▶ [PROVIDED RECORDS]:
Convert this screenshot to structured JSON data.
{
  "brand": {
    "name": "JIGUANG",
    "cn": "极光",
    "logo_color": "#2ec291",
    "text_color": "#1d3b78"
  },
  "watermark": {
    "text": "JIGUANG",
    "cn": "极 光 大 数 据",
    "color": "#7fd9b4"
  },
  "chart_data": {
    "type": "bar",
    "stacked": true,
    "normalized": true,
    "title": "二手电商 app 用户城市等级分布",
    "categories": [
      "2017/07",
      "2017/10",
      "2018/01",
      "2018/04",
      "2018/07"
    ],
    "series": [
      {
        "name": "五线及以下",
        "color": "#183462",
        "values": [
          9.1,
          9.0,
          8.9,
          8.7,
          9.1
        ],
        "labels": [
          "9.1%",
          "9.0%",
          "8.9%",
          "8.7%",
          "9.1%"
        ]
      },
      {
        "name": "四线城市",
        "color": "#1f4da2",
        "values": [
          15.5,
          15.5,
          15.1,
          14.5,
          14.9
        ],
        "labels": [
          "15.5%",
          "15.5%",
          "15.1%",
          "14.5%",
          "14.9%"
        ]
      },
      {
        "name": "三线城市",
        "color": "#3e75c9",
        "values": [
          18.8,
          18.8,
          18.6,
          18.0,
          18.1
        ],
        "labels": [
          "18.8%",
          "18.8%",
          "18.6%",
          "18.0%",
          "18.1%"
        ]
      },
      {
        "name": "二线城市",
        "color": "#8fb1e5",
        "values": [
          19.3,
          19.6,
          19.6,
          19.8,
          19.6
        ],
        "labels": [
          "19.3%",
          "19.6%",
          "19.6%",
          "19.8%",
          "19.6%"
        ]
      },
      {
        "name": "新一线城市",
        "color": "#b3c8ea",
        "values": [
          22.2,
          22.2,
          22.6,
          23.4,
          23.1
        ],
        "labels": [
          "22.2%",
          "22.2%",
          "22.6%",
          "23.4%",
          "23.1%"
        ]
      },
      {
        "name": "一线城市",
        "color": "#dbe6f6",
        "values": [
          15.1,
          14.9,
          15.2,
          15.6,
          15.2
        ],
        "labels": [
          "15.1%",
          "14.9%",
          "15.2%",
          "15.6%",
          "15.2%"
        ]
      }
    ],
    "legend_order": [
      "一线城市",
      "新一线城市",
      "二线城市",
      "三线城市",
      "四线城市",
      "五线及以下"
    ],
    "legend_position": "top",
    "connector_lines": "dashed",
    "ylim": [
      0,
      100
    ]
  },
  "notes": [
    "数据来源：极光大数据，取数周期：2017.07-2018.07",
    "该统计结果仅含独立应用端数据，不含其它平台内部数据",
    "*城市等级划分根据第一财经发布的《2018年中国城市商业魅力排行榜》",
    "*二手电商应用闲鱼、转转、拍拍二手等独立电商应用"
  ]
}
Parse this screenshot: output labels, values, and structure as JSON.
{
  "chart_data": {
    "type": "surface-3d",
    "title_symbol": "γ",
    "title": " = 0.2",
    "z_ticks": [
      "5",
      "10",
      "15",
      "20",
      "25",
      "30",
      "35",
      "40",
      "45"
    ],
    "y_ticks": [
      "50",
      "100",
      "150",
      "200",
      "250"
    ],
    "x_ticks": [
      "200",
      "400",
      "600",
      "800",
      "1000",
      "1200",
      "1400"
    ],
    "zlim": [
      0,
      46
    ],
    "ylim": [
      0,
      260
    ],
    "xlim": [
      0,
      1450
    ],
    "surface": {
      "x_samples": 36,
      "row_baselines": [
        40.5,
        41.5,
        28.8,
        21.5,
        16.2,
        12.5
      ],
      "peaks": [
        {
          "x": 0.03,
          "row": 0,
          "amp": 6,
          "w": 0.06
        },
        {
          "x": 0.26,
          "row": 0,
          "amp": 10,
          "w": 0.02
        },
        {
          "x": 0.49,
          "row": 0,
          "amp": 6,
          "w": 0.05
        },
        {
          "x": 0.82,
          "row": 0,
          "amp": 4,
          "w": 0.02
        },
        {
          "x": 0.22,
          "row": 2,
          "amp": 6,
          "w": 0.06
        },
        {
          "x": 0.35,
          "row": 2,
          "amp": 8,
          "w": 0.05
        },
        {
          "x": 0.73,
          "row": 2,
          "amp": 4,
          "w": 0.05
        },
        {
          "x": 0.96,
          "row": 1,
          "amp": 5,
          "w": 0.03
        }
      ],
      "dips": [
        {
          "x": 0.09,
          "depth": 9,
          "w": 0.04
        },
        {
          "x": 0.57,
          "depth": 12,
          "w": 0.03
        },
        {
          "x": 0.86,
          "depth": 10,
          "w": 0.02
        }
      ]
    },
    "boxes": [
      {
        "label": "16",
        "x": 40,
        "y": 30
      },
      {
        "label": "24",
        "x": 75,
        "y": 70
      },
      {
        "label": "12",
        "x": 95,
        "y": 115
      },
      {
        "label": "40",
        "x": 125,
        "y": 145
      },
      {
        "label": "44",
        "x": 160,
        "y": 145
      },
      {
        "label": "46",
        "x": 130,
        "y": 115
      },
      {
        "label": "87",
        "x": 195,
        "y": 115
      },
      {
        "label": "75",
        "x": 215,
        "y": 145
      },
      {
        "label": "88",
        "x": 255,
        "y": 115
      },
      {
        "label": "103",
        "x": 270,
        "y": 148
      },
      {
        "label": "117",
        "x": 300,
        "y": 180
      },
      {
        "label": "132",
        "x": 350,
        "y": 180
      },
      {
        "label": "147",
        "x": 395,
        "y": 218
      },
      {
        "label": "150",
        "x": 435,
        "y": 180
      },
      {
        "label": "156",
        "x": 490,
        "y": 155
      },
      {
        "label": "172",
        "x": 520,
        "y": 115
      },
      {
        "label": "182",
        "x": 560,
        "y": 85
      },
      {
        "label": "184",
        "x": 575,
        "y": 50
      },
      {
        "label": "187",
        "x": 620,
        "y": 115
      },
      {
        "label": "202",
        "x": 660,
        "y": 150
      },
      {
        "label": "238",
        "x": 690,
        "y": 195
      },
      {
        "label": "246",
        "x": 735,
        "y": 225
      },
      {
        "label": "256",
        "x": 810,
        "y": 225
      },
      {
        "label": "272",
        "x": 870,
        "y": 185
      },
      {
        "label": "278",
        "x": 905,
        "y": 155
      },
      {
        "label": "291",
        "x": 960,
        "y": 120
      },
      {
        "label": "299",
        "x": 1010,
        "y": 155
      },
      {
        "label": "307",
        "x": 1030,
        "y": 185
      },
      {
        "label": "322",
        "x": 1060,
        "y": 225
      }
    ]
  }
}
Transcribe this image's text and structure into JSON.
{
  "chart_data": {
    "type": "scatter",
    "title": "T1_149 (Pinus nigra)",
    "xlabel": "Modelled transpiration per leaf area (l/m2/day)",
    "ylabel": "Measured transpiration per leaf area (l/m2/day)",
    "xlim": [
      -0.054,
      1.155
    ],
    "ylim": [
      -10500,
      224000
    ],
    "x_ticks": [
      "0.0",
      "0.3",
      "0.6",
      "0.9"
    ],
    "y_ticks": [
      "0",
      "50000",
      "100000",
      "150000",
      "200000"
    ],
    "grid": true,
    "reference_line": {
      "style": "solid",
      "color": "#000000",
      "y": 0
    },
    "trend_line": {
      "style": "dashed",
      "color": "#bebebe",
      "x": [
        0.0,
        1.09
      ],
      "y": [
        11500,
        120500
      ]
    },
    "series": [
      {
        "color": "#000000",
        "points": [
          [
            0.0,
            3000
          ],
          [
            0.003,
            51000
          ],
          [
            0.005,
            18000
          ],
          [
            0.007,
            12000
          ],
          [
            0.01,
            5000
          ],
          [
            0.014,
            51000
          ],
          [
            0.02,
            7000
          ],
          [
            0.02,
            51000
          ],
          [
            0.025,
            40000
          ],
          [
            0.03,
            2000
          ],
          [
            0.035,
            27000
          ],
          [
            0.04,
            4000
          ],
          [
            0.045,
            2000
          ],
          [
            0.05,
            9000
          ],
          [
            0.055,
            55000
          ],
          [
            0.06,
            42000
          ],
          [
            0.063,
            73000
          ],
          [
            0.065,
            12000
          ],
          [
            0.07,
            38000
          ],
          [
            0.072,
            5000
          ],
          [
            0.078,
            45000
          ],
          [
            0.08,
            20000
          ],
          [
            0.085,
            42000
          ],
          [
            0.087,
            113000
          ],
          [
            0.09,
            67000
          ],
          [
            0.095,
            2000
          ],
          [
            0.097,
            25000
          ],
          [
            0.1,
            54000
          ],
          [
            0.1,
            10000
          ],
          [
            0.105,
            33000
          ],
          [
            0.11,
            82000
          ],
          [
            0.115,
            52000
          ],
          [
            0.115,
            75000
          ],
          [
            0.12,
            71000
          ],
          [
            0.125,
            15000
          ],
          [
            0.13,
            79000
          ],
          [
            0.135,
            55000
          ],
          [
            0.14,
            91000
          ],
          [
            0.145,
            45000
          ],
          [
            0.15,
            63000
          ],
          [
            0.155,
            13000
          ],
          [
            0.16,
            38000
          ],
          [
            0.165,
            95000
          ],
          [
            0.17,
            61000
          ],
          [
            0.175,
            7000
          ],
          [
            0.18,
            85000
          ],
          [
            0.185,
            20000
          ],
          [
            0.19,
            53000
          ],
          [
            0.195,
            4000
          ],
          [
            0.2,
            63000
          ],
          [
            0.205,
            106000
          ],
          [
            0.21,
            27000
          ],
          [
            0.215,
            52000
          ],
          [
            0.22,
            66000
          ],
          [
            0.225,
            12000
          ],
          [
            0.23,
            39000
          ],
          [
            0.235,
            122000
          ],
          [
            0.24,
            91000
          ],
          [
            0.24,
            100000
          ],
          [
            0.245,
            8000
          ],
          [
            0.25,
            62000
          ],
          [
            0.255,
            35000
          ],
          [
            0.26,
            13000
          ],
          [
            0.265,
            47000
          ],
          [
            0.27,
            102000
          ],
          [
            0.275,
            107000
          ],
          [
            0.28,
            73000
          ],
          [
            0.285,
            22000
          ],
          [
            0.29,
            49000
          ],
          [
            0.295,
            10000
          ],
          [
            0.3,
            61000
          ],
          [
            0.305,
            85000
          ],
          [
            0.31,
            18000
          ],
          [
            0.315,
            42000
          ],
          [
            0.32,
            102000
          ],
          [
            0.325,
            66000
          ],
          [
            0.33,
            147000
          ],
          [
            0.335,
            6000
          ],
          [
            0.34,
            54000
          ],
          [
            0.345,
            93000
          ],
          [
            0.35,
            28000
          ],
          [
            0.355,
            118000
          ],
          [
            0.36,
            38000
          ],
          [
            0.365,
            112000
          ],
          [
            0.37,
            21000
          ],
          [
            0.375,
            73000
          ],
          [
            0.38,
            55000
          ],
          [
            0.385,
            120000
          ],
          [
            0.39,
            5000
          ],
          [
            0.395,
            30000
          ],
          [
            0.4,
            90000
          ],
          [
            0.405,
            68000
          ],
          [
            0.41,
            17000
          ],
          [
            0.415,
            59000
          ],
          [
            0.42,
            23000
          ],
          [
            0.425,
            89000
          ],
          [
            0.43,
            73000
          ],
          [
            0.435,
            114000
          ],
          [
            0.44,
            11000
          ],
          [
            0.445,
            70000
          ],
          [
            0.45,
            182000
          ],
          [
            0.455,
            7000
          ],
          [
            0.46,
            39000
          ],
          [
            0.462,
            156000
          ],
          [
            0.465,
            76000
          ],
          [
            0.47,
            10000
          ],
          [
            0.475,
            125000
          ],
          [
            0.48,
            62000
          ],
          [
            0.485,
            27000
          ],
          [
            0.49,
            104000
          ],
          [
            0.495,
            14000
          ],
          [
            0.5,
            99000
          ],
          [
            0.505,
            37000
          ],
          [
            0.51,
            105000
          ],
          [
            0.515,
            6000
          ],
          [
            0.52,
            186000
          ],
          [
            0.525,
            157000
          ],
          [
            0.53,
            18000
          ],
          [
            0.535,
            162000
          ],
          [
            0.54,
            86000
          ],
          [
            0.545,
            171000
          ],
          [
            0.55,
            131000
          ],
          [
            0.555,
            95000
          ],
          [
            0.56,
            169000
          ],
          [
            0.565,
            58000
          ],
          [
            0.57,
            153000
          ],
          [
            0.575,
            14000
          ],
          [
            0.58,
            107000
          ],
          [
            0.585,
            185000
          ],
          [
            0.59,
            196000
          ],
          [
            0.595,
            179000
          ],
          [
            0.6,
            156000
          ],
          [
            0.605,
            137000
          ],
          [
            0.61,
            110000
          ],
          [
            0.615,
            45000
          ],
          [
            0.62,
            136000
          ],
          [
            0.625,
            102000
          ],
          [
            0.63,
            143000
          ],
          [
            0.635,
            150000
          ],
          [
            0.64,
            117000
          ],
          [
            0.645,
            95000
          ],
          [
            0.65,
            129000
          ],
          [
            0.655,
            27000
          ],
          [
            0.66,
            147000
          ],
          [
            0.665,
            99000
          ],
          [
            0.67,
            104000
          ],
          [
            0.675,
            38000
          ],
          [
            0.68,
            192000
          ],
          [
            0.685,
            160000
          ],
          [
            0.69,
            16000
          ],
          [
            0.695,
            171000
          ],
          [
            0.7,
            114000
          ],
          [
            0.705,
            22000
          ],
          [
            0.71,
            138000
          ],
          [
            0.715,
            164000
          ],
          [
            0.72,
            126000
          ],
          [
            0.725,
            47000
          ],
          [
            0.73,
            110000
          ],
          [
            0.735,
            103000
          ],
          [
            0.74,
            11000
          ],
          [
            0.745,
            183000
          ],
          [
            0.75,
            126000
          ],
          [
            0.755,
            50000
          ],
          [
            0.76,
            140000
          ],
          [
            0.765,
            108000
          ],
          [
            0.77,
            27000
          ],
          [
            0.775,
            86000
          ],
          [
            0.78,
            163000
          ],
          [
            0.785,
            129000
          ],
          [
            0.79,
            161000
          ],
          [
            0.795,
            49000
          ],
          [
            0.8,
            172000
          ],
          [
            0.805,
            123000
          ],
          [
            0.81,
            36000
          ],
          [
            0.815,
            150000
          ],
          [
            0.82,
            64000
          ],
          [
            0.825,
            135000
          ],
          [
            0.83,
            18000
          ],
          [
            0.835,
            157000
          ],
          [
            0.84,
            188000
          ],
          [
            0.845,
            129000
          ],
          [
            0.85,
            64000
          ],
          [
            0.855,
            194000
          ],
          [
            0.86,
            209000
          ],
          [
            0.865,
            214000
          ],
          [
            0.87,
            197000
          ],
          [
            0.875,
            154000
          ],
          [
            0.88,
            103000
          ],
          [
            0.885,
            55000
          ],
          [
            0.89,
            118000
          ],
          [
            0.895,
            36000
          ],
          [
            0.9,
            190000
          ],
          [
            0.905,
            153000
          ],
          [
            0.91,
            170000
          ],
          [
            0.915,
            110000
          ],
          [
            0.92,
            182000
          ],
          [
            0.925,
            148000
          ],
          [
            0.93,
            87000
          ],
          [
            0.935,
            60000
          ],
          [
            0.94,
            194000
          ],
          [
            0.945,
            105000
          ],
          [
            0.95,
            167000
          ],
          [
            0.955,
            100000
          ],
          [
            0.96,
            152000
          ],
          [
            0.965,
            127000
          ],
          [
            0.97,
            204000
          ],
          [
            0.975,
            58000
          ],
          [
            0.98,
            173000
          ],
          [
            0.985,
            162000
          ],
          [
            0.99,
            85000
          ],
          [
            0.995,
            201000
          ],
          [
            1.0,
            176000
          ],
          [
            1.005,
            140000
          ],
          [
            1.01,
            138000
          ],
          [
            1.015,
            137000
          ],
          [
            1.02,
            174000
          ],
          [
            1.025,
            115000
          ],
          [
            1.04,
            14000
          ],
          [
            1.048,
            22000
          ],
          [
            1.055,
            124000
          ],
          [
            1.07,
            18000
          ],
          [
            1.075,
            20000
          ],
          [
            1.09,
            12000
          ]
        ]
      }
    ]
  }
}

▶ [TASK DESCRIPTION]:
Collect every line with the string "JSON" from the records, and copy each.

▶ [SOLUTION TO THE PROBLEM]:
Convert this screenshot to structured JSON data.
Parse this screenshot: output labels, values, and structure as JSON.
Transcribe this image's text and structure into JSON.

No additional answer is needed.